### CHALLENGE
Omit every image, and transcribe the remaining entries exactly as given.

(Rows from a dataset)

= = =

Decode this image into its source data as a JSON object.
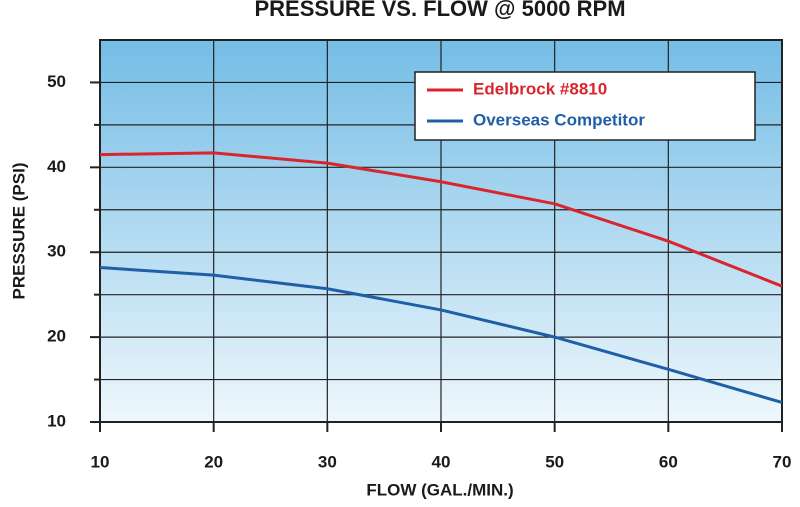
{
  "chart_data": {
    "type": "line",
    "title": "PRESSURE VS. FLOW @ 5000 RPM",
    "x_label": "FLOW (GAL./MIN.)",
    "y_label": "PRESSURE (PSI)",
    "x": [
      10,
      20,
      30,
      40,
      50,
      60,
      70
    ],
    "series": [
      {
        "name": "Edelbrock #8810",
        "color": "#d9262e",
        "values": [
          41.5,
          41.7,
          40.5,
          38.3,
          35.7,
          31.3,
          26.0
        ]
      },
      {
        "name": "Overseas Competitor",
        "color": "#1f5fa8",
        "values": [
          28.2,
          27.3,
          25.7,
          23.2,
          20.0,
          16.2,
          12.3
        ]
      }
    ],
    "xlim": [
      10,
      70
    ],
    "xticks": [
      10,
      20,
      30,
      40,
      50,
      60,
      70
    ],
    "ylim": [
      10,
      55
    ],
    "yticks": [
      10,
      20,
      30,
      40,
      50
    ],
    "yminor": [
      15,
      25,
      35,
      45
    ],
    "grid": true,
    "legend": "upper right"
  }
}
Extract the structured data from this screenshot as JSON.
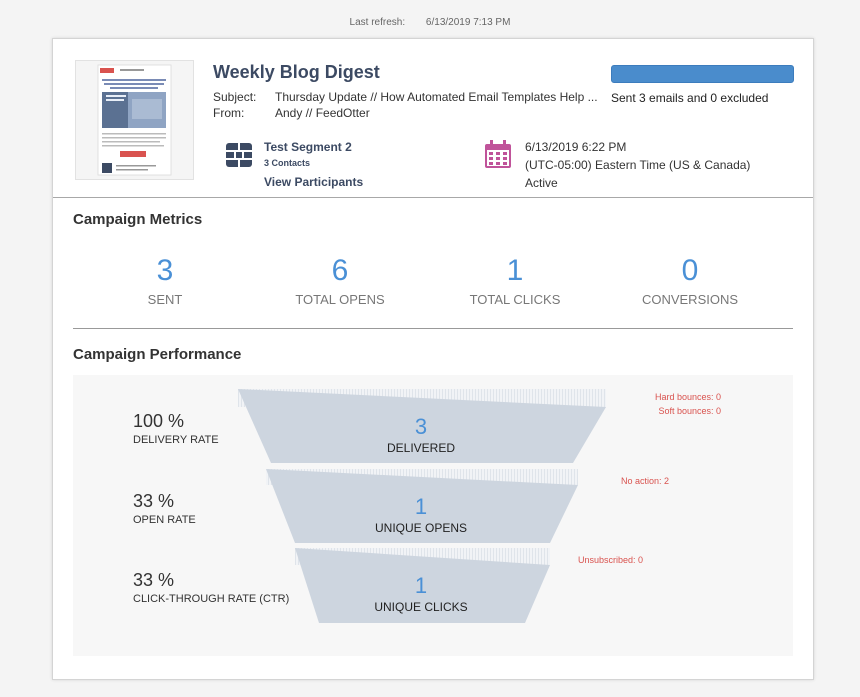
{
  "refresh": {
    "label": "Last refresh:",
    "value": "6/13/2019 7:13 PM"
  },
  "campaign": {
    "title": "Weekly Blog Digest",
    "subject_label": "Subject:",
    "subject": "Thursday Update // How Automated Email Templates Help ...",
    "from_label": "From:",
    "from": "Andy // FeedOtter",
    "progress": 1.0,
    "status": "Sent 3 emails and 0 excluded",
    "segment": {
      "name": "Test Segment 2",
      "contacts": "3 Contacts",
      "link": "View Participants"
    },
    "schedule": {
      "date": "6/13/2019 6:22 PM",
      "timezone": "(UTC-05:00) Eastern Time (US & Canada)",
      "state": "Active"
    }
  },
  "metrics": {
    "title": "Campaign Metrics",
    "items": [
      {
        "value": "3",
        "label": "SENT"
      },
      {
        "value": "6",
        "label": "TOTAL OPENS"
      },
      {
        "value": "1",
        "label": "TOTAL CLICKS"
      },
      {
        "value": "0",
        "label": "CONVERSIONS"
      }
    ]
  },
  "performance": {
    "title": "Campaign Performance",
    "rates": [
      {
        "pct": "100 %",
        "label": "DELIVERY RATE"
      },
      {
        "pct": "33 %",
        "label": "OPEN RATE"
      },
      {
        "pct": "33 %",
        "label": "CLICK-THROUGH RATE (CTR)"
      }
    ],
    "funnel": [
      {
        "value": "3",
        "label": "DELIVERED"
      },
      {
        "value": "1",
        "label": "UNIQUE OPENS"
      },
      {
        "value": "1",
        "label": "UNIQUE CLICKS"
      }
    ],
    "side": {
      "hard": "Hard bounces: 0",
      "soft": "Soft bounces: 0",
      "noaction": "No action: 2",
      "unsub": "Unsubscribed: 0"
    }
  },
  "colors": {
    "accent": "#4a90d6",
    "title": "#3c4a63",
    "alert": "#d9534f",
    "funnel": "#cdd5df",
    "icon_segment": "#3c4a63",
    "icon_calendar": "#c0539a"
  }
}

= = =

### REPLY
Decode this image into its source data as a JSON object.
{
  "chart_data": {
    "type": "line",
    "title": "PRESSURE VS. FLOW @ 5000 RPM",
    "x_label": "FLOW (GAL./MIN.)",
    "y_label": "PRESSURE (PSI)",
    "x": [
      10,
      20,
      30,
      40,
      50,
      60,
      70
    ],
    "series": [
      {
        "name": "Edelbrock #8810",
        "color": "#d9262e",
        "values": [
          41.5,
          41.7,
          40.5,
          38.3,
          35.7,
          31.3,
          26.0
        ]
      },
      {
        "name": "Overseas Competitor",
        "color": "#1f5fa8",
        "values": [
          28.2,
          27.3,
          25.7,
          23.2,
          20.0,
          16.2,
          12.3
        ]
      }
    ],
    "xlim": [
      10,
      70
    ],
    "xticks": [
      10,
      20,
      30,
      40,
      50,
      60,
      70
    ],
    "ylim": [
      10,
      55
    ],
    "yticks": [
      10,
      20,
      30,
      40,
      50
    ],
    "yminor": [
      15,
      25,
      35,
      45
    ],
    "grid": true,
    "legend": "upper right"
  }
}
Extract the structured data from this screenshot as JSON.
{
  "refresh": {
    "label": "Last refresh:",
    "value": "6/13/2019 7:13 PM"
  },
  "campaign": {
    "title": "Weekly Blog Digest",
    "subject_label": "Subject:",
    "subject": "Thursday Update // How Automated Email Templates Help ...",
    "from_label": "From:",
    "from": "Andy // FeedOtter",
    "progress": 1.0,
    "status": "Sent 3 emails and 0 excluded",
    "segment": {
      "name": "Test Segment 2",
      "contacts": "3 Contacts",
      "link": "View Participants"
    },
    "schedule": {
      "date": "6/13/2019 6:22 PM",
      "timezone": "(UTC-05:00) Eastern Time (US & Canada)",
      "state": "Active"
    }
  },
  "metrics": {
    "title": "Campaign Metrics",
    "items": [
      {
        "value": "3",
        "label": "SENT"
      },
      {
        "value": "6",
        "label": "TOTAL OPENS"
      },
      {
        "value": "1",
        "label": "TOTAL CLICKS"
      },
      {
        "value": "0",
        "label": "CONVERSIONS"
      }
    ]
  },
  "performance": {
    "title": "Campaign Performance",
    "rates": [
      {
        "pct": "100 %",
        "label": "DELIVERY RATE"
      },
      {
        "pct": "33 %",
        "label": "OPEN RATE"
      },
      {
        "pct": "33 %",
        "label": "CLICK-THROUGH RATE (CTR)"
      }
    ],
    "funnel": [
      {
        "value": "3",
        "label": "DELIVERED"
      },
      {
        "value": "1",
        "label": "UNIQUE OPENS"
      },
      {
        "value": "1",
        "label": "UNIQUE CLICKS"
      }
    ],
    "side": {
      "hard": "Hard bounces: 0",
      "soft": "Soft bounces: 0",
      "noaction": "No action: 2",
      "unsub": "Unsubscribed: 0"
    }
  },
  "colors": {
    "accent": "#4a90d6",
    "title": "#3c4a63",
    "alert": "#d9534f",
    "funnel": "#cdd5df",
    "icon_segment": "#3c4a63",
    "icon_calendar": "#c0539a"
  }
}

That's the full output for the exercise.